- _Work to do_: Below is a listing; reproduce each line of it exactly.

- _Figure data in JSON_:
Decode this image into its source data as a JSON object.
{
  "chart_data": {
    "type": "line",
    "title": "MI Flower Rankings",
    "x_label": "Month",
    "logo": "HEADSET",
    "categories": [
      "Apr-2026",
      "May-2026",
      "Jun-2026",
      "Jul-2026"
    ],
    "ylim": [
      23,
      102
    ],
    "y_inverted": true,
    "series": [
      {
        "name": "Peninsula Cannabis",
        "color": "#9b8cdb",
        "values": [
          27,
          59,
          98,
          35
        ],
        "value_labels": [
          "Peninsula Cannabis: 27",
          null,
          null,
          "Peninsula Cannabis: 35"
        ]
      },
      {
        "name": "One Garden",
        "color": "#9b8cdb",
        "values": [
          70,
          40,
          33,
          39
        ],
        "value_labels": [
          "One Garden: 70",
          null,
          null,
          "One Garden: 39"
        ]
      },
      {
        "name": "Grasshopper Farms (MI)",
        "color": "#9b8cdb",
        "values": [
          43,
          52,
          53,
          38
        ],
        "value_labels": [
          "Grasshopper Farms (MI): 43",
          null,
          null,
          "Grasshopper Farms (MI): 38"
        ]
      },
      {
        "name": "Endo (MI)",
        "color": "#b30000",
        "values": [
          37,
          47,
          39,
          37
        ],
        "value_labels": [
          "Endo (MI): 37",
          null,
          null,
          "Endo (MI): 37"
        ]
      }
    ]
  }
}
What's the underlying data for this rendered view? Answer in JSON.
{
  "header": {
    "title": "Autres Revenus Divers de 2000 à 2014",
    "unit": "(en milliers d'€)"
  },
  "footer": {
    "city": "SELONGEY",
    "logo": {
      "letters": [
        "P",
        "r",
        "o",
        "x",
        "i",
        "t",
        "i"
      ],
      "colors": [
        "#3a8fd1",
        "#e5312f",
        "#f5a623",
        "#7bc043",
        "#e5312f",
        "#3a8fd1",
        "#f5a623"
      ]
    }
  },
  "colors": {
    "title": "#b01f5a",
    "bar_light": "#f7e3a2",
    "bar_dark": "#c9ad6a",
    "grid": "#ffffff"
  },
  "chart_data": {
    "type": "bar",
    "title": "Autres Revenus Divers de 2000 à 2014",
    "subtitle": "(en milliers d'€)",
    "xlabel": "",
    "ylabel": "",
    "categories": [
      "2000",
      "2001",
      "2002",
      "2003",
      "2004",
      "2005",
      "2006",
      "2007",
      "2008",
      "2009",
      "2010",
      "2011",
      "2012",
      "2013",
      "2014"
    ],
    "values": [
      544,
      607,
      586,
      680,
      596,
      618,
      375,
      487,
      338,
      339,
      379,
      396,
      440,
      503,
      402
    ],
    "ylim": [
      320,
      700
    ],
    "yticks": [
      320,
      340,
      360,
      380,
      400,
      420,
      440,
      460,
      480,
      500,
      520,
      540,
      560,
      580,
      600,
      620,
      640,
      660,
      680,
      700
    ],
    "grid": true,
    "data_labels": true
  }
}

- _Response to this exercise_:
Decode this image into its source data as a JSON object.
{
  "chart_data": {
    "type": "line",
    "title": "MI Flower Rankings",
    "x_label": "Month",
    "logo": "HEADSET",
    "categories": [
      "Apr-2026",
      "May-2026",
      "Jun-2026",
      "Jul-2026"
    ],
    "ylim": [
      23,
      102
    ],
    "y_inverted": true,
    "series": [
      {
        "name": "Peninsula Cannabis",
        "color": "#9b8cdb",
        "values": [
          27,
          59,
          98,
          35
        ],
        "value_labels": [
          "Peninsula Cannabis: 27",
          null,
          null,
          "Peninsula Cannabis: 35"
        ]
      },
      {
        "name": "One Garden",
        "color": "#9b8cdb",
        "values": [
          70,
          40,
          33,
          39
        ],
        "value_labels": [
          "One Garden: 70",
          null,
          null,
          "One Garden: 39"
        ]
      },
      {
        "name": "Grasshopper Farms (MI)",
        "color": "#9b8cdb",
        "values": [
          43,
          52,
          53,
          38
        ],
        "value_labels": [
          "Grasshopper Farms (MI): 43",
          null,
          null,
          "Grasshopper Farms (MI): 38"
        ]
      },
      {
        "name": "Endo (MI)",
        "color": "#b30000",
        "values": [
          37,
          47,
          39,
          37
        ],
        "value_labels": [
          "Endo (MI): 37",
          null,
          null,
          "Endo (MI): 37"
        ]
      }
    ]
  }
}
What's the underlying data for this rendered view? Answer in JSON.
{
  "header": {
    "title": "Autres Revenus Divers de 2000 à 2014",
    "unit": "(en milliers d'€)"
  },
  "footer": {
    "city": "SELONGEY",
    "logo": {
      "letters": [
        "P",
        "r",
        "o",
        "x",
        "i",
        "t",
        "i"
      ],
      "colors": [
        "#3a8fd1",
        "#e5312f",
        "#f5a623",
        "#7bc043",
        "#e5312f",
        "#3a8fd1",
        "#f5a623"
      ]
    }
  },
  "colors": {
    "title": "#b01f5a",
    "bar_light": "#f7e3a2",
    "bar_dark": "#c9ad6a",
    "grid": "#ffffff"
  },
  "chart_data": {
    "type": "bar",
    "title": "Autres Revenus Divers de 2000 à 2014",
    "subtitle": "(en milliers d'€)",
    "xlabel": "",
    "ylabel": "",
    "categories": [
      "2000",
      "2001",
      "2002",
      "2003",
      "2004",
      "2005",
      "2006",
      "2007",
      "2008",
      "2009",
      "2010",
      "2011",
      "2012",
      "2013",
      "2014"
    ],
    "values": [
      544,
      607,
      586,
      680,
      596,
      618,
      375,
      487,
      338,
      339,
      379,
      396,
      440,
      503,
      402
    ],
    "ylim": [
      320,
      700
    ],
    "yticks": [
      320,
      340,
      360,
      380,
      400,
      420,
      440,
      460,
      480,
      500,
      520,
      540,
      560,
      580,
      600,
      620,
      640,
      660,
      680,
      700
    ],
    "grid": true,
    "data_labels": true
  }
}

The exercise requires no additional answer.